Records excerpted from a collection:

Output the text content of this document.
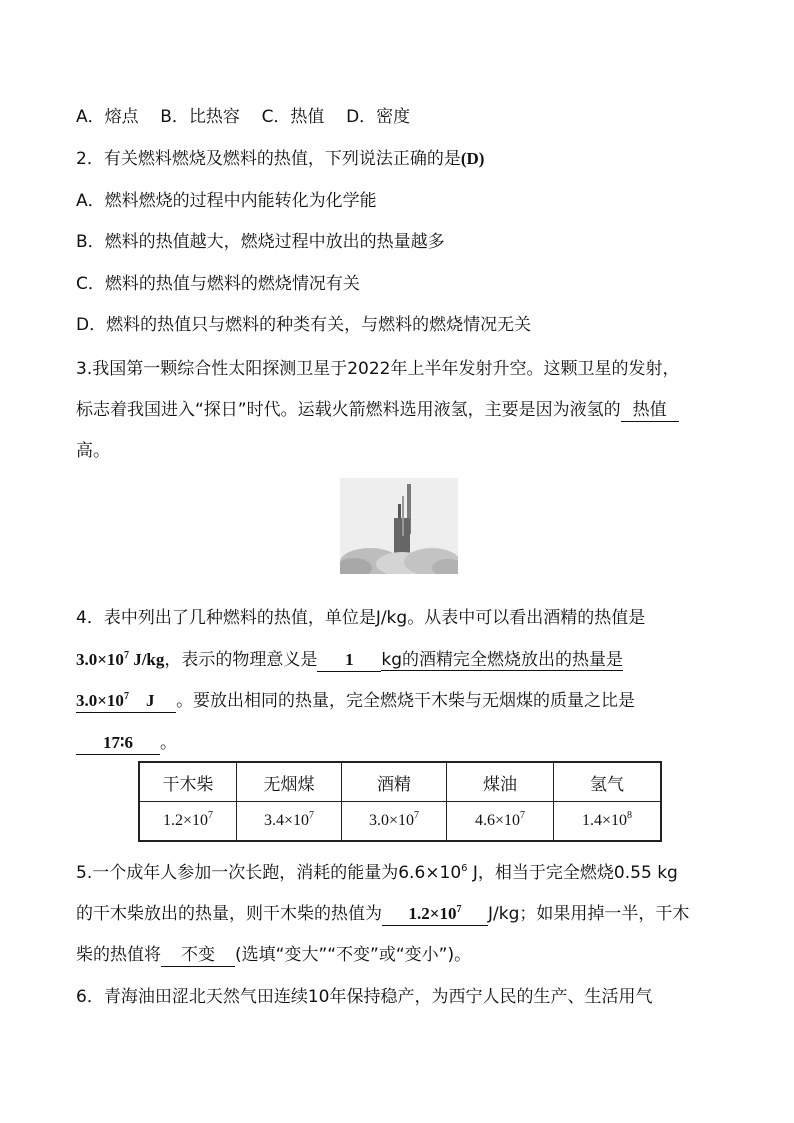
A．熔点 B．比热容 C．热值 D．密度
2．有关燃料燃烧及燃料的热值，下列说法正确的是(D)
A．燃料燃烧的过程中内能转化为化学能
B．燃料的热值越大，燃烧过程中放出的热量越多
C．燃料的热值与燃料的燃烧情况有关
D．燃料的热值只与燃料的种类有关，与燃料的燃烧情况无关
3.我国第一颗综合性太阳探测卫星于2022年上半年发射升空。这颗卫星的发射，
标志着我国进入“探日”时代。运载火箭燃料选用液氢，主要是因为液氢的 热值
高。
4．表中列出了几种燃料的热值，单位是J/kg。从表中可以看出酒精的热值是
$3.0\times 10^7$ J/kg，表示的物理意义是 1 kg的酒精完全燃烧放出的热量是
$3.0\times 10^7$ J 。要放出相同的热量，完全燃烧干木柴与无烟煤的质量之比是
17∶6 。
干木柴	无烟煤	酒精	煤油	氢气
$1.2\times 10^7$	$3.4\times 10^7$	$3.0\times 10^7$	$4.6\times 10^7$	$1.4\times 10^8$
5.一个成年人参加一次长跑，消耗的能量为$6.6\times 10^6$ J，相当于完全燃烧0.55 kg
的干木柴放出的热量，则干木柴的热值为 $1.2\times 10^7$ J/kg；如果用掉一半，干木
柴的热值将 不变 (选填“变大”“不变”或“变小”)。
6．青海油田涩北天然气田连续10年保持稳产，为西宁人民的生产、生活用气
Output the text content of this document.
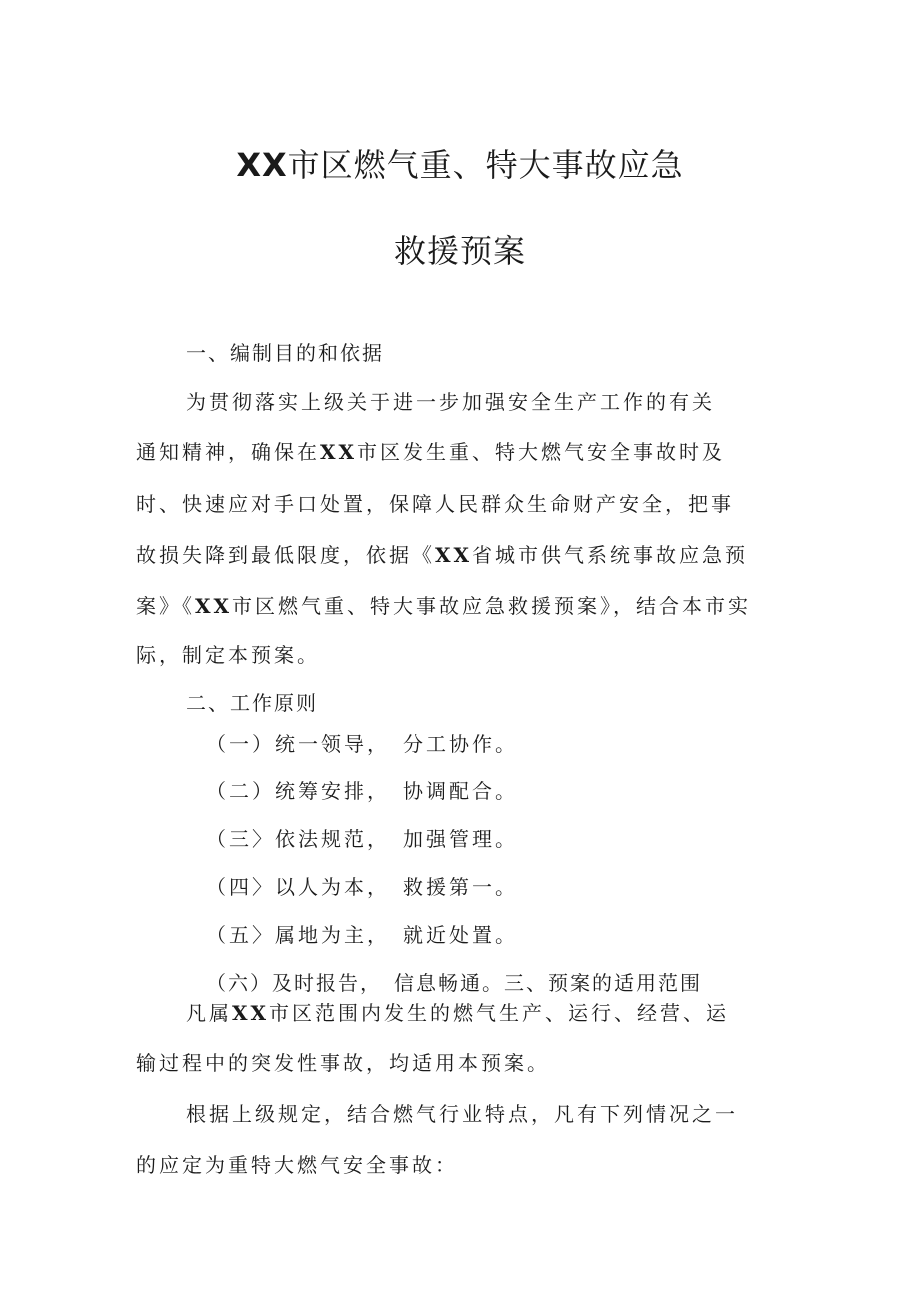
XX市区燃气重、特大事故应急
救援预案
一、编制目的和依据
为贯彻落实上级关于进一步加强安全生产工作的有关
通知精神，确保在XX市区发生重、特大燃气安全事故时及
时、快速应对手口处置，保障人民群众生命财产安全，把事
故损失降到最低限度，依据《XX省城市供气系统事故应急预
案》《XX市区燃气重、特大事故应急救援预案》，结合本市实
际，制定本预案。
二、工作原则
（一）统一领导，　分工协作。
（二）统筹安排，　协调配合。
（三〉依法规范，　加强管理。
（四〉以人为本，　救援第一。
（五〉属地为主，　就近处置。
（六）及时报告，　信息畅通。三、预案的适用范围
凡属XX市区范围内发生的燃气生产、运行、经营、运
输过程中的突发性事故，均适用本预案。
根据上级规定，结合燃气行业特点，凡有下列情况之一
的应定为重特大燃气安全事故：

- **What the task requires**
Leave out the pictures and output the rest of the material exactly as written.

- **Solution to this exercise**
Output the text content of this document.
A．熔点 B．比热容 C．热值 D．密度
2．有关燃料燃烧及燃料的热值，下列说法正确的是(D)
A．燃料燃烧的过程中内能转化为化学能
B．燃料的热值越大，燃烧过程中放出的热量越多
C．燃料的热值与燃料的燃烧情况有关
D．燃料的热值只与燃料的种类有关，与燃料的燃烧情况无关
3.我国第一颗综合性太阳探测卫星于2022年上半年发射升空。这颗卫星的发射，
标志着我国进入“探日”时代。运载火箭燃料选用液氢，主要是因为液氢的 热值
高。
4．表中列出了几种燃料的热值，单位是J/kg。从表中可以看出酒精的热值是
$3.0\times 10^7$ J/kg，表示的物理意义是 1 kg的酒精完全燃烧放出的热量是
$3.0\times 10^7$ J 。要放出相同的热量，完全燃烧干木柴与无烟煤的质量之比是
17∶6 。
干木柴	无烟煤	酒精	煤油	氢气
$1.2\times 10^7$	$3.4\times 10^7$	$3.0\times 10^7$	$4.6\times 10^7$	$1.4\times 10^8$
5.一个成年人参加一次长跑，消耗的能量为$6.6\times 10^6$ J，相当于完全燃烧0.55 kg
的干木柴放出的热量，则干木柴的热值为 $1.2\times 10^7$ J/kg；如果用掉一半，干木
柴的热值将 不变 (选填“变大”“不变”或“变小”)。
6．青海油田涩北天然气田连续10年保持稳产，为西宁人民的生产、生活用气
Output the text content of this document.
XX市区燃气重、特大事故应急
救援预案
一、编制目的和依据
为贯彻落实上级关于进一步加强安全生产工作的有关
通知精神，确保在XX市区发生重、特大燃气安全事故时及
时、快速应对手口处置，保障人民群众生命财产安全，把事
故损失降到最低限度，依据《XX省城市供气系统事故应急预
案》《XX市区燃气重、特大事故应急救援预案》，结合本市实
际，制定本预案。
二、工作原则
（一）统一领导，　分工协作。
（二）统筹安排，　协调配合。
（三〉依法规范，　加强管理。
（四〉以人为本，　救援第一。
（五〉属地为主，　就近处置。
（六）及时报告，　信息畅通。三、预案的适用范围
凡属XX市区范围内发生的燃气生产、运行、经营、运
输过程中的突发性事故，均适用本预案。
根据上级规定，结合燃气行业特点，凡有下列情况之一
的应定为重特大燃气安全事故：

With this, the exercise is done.